*EXERCISE DETAILS*: Please output the lines shown below exactly as they appear.

*DATA FOR THE TASK*:

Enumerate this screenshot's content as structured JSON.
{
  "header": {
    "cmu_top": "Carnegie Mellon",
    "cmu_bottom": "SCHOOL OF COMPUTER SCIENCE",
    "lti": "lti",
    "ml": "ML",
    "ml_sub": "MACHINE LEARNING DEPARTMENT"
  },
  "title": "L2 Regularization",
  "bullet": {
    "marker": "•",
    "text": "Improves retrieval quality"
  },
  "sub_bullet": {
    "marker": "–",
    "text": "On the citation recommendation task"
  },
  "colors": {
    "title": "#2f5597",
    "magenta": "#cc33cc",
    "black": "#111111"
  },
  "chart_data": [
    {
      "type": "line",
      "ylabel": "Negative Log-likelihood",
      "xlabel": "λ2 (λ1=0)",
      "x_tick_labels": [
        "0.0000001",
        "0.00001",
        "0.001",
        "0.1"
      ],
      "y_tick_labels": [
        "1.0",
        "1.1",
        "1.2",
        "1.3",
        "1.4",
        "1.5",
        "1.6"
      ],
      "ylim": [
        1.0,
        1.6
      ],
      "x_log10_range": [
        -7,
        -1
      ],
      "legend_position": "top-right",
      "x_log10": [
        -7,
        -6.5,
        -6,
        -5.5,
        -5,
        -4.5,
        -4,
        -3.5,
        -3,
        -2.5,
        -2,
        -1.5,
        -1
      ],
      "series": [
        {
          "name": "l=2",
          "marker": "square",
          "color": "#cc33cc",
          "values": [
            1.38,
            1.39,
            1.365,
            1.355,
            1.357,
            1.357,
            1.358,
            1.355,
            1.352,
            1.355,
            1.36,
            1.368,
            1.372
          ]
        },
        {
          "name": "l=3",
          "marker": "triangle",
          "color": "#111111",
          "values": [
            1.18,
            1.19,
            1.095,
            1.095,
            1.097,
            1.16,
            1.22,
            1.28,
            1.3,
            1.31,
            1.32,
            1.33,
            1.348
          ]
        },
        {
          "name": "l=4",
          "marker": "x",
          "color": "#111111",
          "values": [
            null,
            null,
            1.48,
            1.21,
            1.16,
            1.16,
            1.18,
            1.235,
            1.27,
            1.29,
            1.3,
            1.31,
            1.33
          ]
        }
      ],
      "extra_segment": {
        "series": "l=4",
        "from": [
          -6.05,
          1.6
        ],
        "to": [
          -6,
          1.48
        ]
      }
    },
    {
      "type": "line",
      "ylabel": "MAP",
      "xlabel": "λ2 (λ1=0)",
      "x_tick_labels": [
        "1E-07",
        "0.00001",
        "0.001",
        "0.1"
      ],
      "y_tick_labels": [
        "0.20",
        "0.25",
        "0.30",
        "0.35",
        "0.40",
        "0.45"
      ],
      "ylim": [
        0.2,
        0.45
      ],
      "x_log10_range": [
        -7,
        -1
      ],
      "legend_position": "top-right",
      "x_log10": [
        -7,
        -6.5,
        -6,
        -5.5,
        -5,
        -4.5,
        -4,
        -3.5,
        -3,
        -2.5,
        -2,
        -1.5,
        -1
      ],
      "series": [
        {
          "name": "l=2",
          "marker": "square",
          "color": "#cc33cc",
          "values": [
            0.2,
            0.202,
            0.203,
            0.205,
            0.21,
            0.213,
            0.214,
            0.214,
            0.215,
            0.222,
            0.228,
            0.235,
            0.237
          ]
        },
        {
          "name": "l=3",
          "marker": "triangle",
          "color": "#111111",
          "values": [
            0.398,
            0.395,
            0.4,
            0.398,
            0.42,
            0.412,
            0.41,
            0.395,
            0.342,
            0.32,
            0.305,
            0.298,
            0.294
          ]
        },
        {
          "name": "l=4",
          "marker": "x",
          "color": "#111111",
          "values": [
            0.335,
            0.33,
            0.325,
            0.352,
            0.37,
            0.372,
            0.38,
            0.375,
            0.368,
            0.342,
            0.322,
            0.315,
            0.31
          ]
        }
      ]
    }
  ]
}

*ANSWER TO THE EXERCISE*:
Enumerate this screenshot's content as structured JSON.
{
  "header": {
    "cmu_top": "Carnegie Mellon",
    "cmu_bottom": "SCHOOL OF COMPUTER SCIENCE",
    "lti": "lti",
    "ml": "ML",
    "ml_sub": "MACHINE LEARNING DEPARTMENT"
  },
  "title": "L2 Regularization",
  "bullet": {
    "marker": "•",
    "text": "Improves retrieval quality"
  },
  "sub_bullet": {
    "marker": "–",
    "text": "On the citation recommendation task"
  },
  "colors": {
    "title": "#2f5597",
    "magenta": "#cc33cc",
    "black": "#111111"
  },
  "chart_data": [
    {
      "type": "line",
      "ylabel": "Negative Log-likelihood",
      "xlabel": "λ2 (λ1=0)",
      "x_tick_labels": [
        "0.0000001",
        "0.00001",
        "0.001",
        "0.1"
      ],
      "y_tick_labels": [
        "1.0",
        "1.1",
        "1.2",
        "1.3",
        "1.4",
        "1.5",
        "1.6"
      ],
      "ylim": [
        1.0,
        1.6
      ],
      "x_log10_range": [
        -7,
        -1
      ],
      "legend_position": "top-right",
      "x_log10": [
        -7,
        -6.5,
        -6,
        -5.5,
        -5,
        -4.5,
        -4,
        -3.5,
        -3,
        -2.5,
        -2,
        -1.5,
        -1
      ],
      "series": [
        {
          "name": "l=2",
          "marker": "square",
          "color": "#cc33cc",
          "values": [
            1.38,
            1.39,
            1.365,
            1.355,
            1.357,
            1.357,
            1.358,
            1.355,
            1.352,
            1.355,
            1.36,
            1.368,
            1.372
          ]
        },
        {
          "name": "l=3",
          "marker": "triangle",
          "color": "#111111",
          "values": [
            1.18,
            1.19,
            1.095,
            1.095,
            1.097,
            1.16,
            1.22,
            1.28,
            1.3,
            1.31,
            1.32,
            1.33,
            1.348
          ]
        },
        {
          "name": "l=4",
          "marker": "x",
          "color": "#111111",
          "values": [
            null,
            null,
            1.48,
            1.21,
            1.16,
            1.16,
            1.18,
            1.235,
            1.27,
            1.29,
            1.3,
            1.31,
            1.33
          ]
        }
      ],
      "extra_segment": {
        "series": "l=4",
        "from": [
          -6.05,
          1.6
        ],
        "to": [
          -6,
          1.48
        ]
      }
    },
    {
      "type": "line",
      "ylabel": "MAP",
      "xlabel": "λ2 (λ1=0)",
      "x_tick_labels": [
        "1E-07",
        "0.00001",
        "0.001",
        "0.1"
      ],
      "y_tick_labels": [
        "0.20",
        "0.25",
        "0.30",
        "0.35",
        "0.40",
        "0.45"
      ],
      "ylim": [
        0.2,
        0.45
      ],
      "x_log10_range": [
        -7,
        -1
      ],
      "legend_position": "top-right",
      "x_log10": [
        -7,
        -6.5,
        -6,
        -5.5,
        -5,
        -4.5,
        -4,
        -3.5,
        -3,
        -2.5,
        -2,
        -1.5,
        -1
      ],
      "series": [
        {
          "name": "l=2",
          "marker": "square",
          "color": "#cc33cc",
          "values": [
            0.2,
            0.202,
            0.203,
            0.205,
            0.21,
            0.213,
            0.214,
            0.214,
            0.215,
            0.222,
            0.228,
            0.235,
            0.237
          ]
        },
        {
          "name": "l=3",
          "marker": "triangle",
          "color": "#111111",
          "values": [
            0.398,
            0.395,
            0.4,
            0.398,
            0.42,
            0.412,
            0.41,
            0.395,
            0.342,
            0.32,
            0.305,
            0.298,
            0.294
          ]
        },
        {
          "name": "l=4",
          "marker": "x",
          "color": "#111111",
          "values": [
            0.335,
            0.33,
            0.325,
            0.352,
            0.37,
            0.372,
            0.38,
            0.375,
            0.368,
            0.342,
            0.322,
            0.315,
            0.31
          ]
        }
      ]
    }
  ]
}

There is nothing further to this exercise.